What is needed:
Rewrite the records below as a numbered list, with blank lines and pictures left out.

---*---

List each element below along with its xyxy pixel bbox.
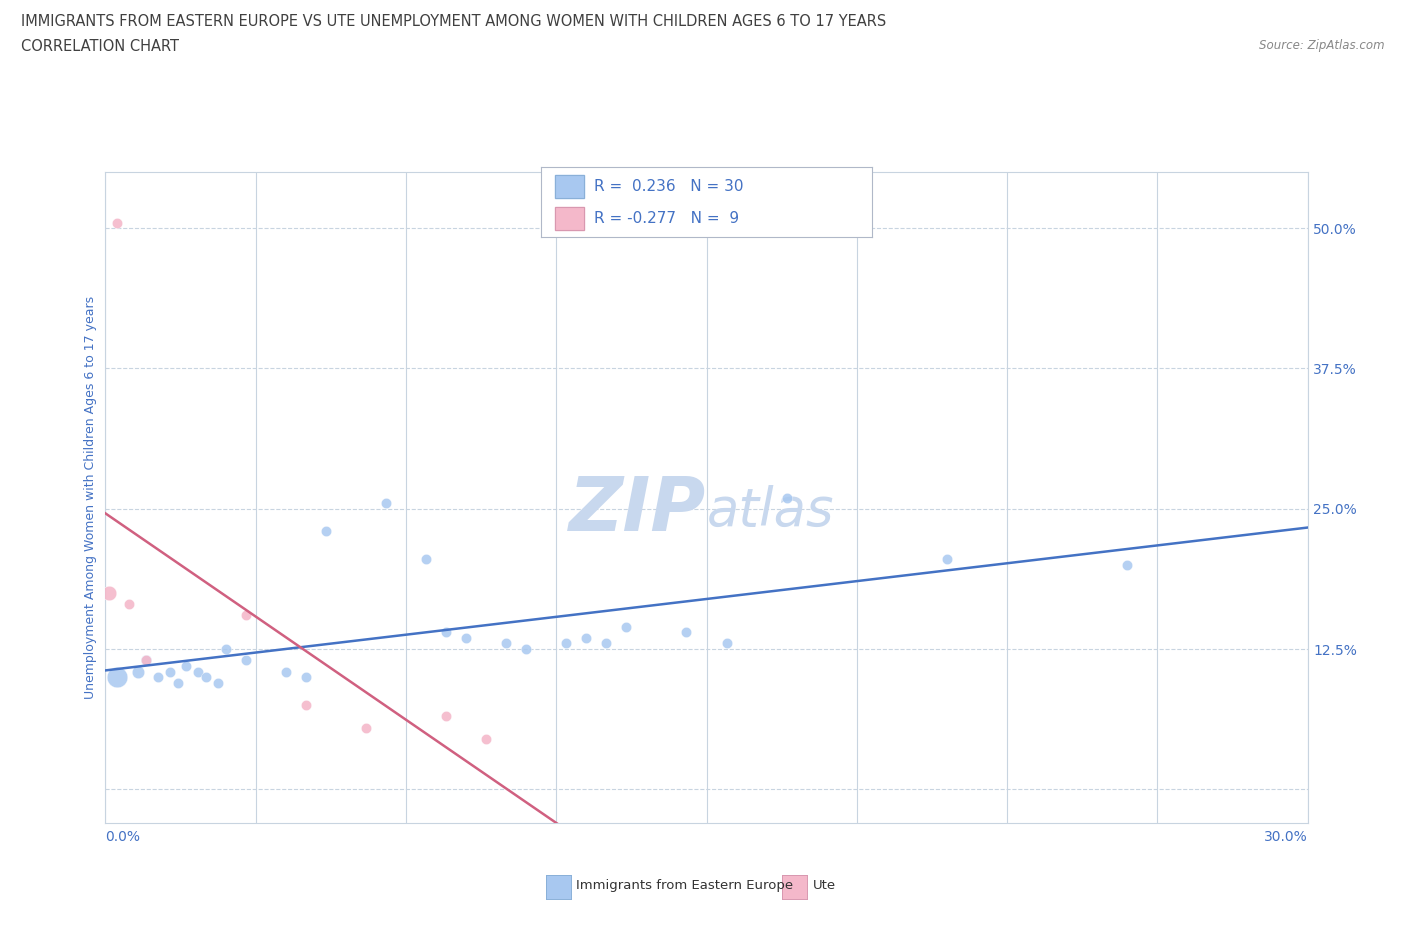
Text: Ute: Ute xyxy=(813,879,835,892)
Point xyxy=(776,490,799,505)
Text: 0.0%: 0.0% xyxy=(105,830,141,844)
Point xyxy=(575,631,598,645)
Point xyxy=(475,731,498,746)
Point xyxy=(495,636,517,651)
Point xyxy=(107,670,129,684)
Point xyxy=(235,608,257,623)
Point xyxy=(207,675,229,690)
Text: ZIP: ZIP xyxy=(569,474,707,547)
Point xyxy=(146,670,169,684)
Point xyxy=(555,636,578,651)
Bar xyxy=(554,207,585,230)
Bar xyxy=(554,207,585,230)
Y-axis label: Unemployment Among Women with Children Ages 6 to 17 years: Unemployment Among Women with Children A… xyxy=(84,296,97,699)
Point xyxy=(354,720,377,735)
Text: R =  0.236   N = 30: R = 0.236 N = 30 xyxy=(595,179,744,194)
Point xyxy=(194,670,217,684)
Point xyxy=(434,625,457,640)
Point xyxy=(135,653,157,668)
Bar xyxy=(554,175,585,198)
Point xyxy=(595,636,617,651)
Point xyxy=(295,670,318,684)
Point xyxy=(936,551,959,566)
Point xyxy=(187,664,209,679)
Bar xyxy=(554,175,585,198)
Text: Source: ZipAtlas.com: Source: ZipAtlas.com xyxy=(1260,39,1385,52)
Point xyxy=(1116,557,1139,572)
Point xyxy=(98,586,121,601)
Point xyxy=(166,675,188,690)
Point xyxy=(315,524,337,538)
Text: atlas: atlas xyxy=(707,485,834,537)
Point xyxy=(716,636,738,651)
Point xyxy=(434,709,457,724)
Text: IMMIGRANTS FROM EASTERN EUROPE VS UTE UNEMPLOYMENT AMONG WOMEN WITH CHILDREN AGE: IMMIGRANTS FROM EASTERN EUROPE VS UTE UN… xyxy=(21,14,886,29)
Point xyxy=(616,619,638,634)
Point xyxy=(127,664,149,679)
Text: R = -0.277   N =  9: R = -0.277 N = 9 xyxy=(595,211,740,226)
Point xyxy=(235,653,257,668)
Point xyxy=(118,597,141,612)
Point xyxy=(415,551,437,566)
Point xyxy=(107,215,129,230)
Point xyxy=(675,625,697,640)
Point xyxy=(295,698,318,712)
Point xyxy=(174,658,197,673)
Text: 30.0%: 30.0% xyxy=(1264,830,1308,844)
Text: CORRELATION CHART: CORRELATION CHART xyxy=(21,39,179,54)
Point xyxy=(374,496,398,511)
Point xyxy=(515,642,537,657)
Point xyxy=(214,642,236,657)
Text: Immigrants from Eastern Europe: Immigrants from Eastern Europe xyxy=(576,879,793,892)
Point xyxy=(274,664,297,679)
Point xyxy=(159,664,181,679)
Point xyxy=(135,653,157,668)
Point xyxy=(456,631,478,645)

---*---

Output below:
1. List each element below along with its xyxy pixel bbox.
2. Text: Ute: Ute xyxy=(813,879,835,892)
3. Point xyxy=(776,490,799,505)
4. Text: 0.0%: 0.0% xyxy=(105,830,141,844)
5. Point xyxy=(575,631,598,645)
6. Point xyxy=(475,731,498,746)
7. Point xyxy=(495,636,517,651)
8. Point xyxy=(107,670,129,684)
9. Point xyxy=(235,608,257,623)
10. Point xyxy=(207,675,229,690)
11. Text: ZIP: ZIP xyxy=(569,474,707,547)
12. Point xyxy=(146,670,169,684)
13. Point xyxy=(555,636,578,651)
14. Bar xyxy=(554,207,585,230)
15. Bar xyxy=(554,207,585,230)
16. Y-axis label: Unemployment Among Women with Children Ages 6 to 17 years: Unemployment Among Women with Children A… xyxy=(84,296,97,699)
17. Point xyxy=(354,720,377,735)
18. Text: R =  0.236   N = 30: R = 0.236 N = 30 xyxy=(595,179,744,194)
19. Point xyxy=(194,670,217,684)
20. Point xyxy=(434,625,457,640)
21. Point xyxy=(135,653,157,668)
22. Bar xyxy=(554,175,585,198)
23. Point xyxy=(595,636,617,651)
24. Point xyxy=(295,670,318,684)
25. Point xyxy=(936,551,959,566)
26. Point xyxy=(187,664,209,679)
27. Bar xyxy=(554,175,585,198)
28. Text: Source: ZipAtlas.com: Source: ZipAtlas.com xyxy=(1260,39,1385,52)
29. Point xyxy=(1116,557,1139,572)
30. Point xyxy=(98,586,121,601)
31. Point xyxy=(166,675,188,690)
32. Point xyxy=(315,524,337,538)
33. Text: atlas: atlas xyxy=(707,485,834,537)
34. Point xyxy=(716,636,738,651)
35. Point xyxy=(434,709,457,724)
36. Text: IMMIGRANTS FROM EASTERN EUROPE VS UTE UNEMPLOYMENT AMONG WOMEN WITH CHILDREN AGE: IMMIGRANTS FROM EASTERN EUROPE VS UTE UN… xyxy=(21,14,886,29)
37. Point xyxy=(616,619,638,634)
38. Point xyxy=(127,664,149,679)
39. Text: R = -0.277   N =  9: R = -0.277 N = 9 xyxy=(595,211,740,226)
40. Point xyxy=(235,653,257,668)
41. Point xyxy=(118,597,141,612)
42. Point xyxy=(415,551,437,566)
43. Point xyxy=(107,215,129,230)
44. Point xyxy=(675,625,697,640)
45. Point xyxy=(295,698,318,712)
46. Point xyxy=(174,658,197,673)
47. Text: 30.0%: 30.0% xyxy=(1264,830,1308,844)
48. Text: CORRELATION CHART: CORRELATION CHART xyxy=(21,39,179,54)
49. Point xyxy=(374,496,398,511)
50. Point xyxy=(515,642,537,657)
51. Point xyxy=(214,642,236,657)
52. Text: Immigrants from Eastern Europe: Immigrants from Eastern Europe xyxy=(576,879,793,892)
53. Point xyxy=(274,664,297,679)
54. Point xyxy=(159,664,181,679)
55. Point xyxy=(135,653,157,668)
56. Point xyxy=(456,631,478,645)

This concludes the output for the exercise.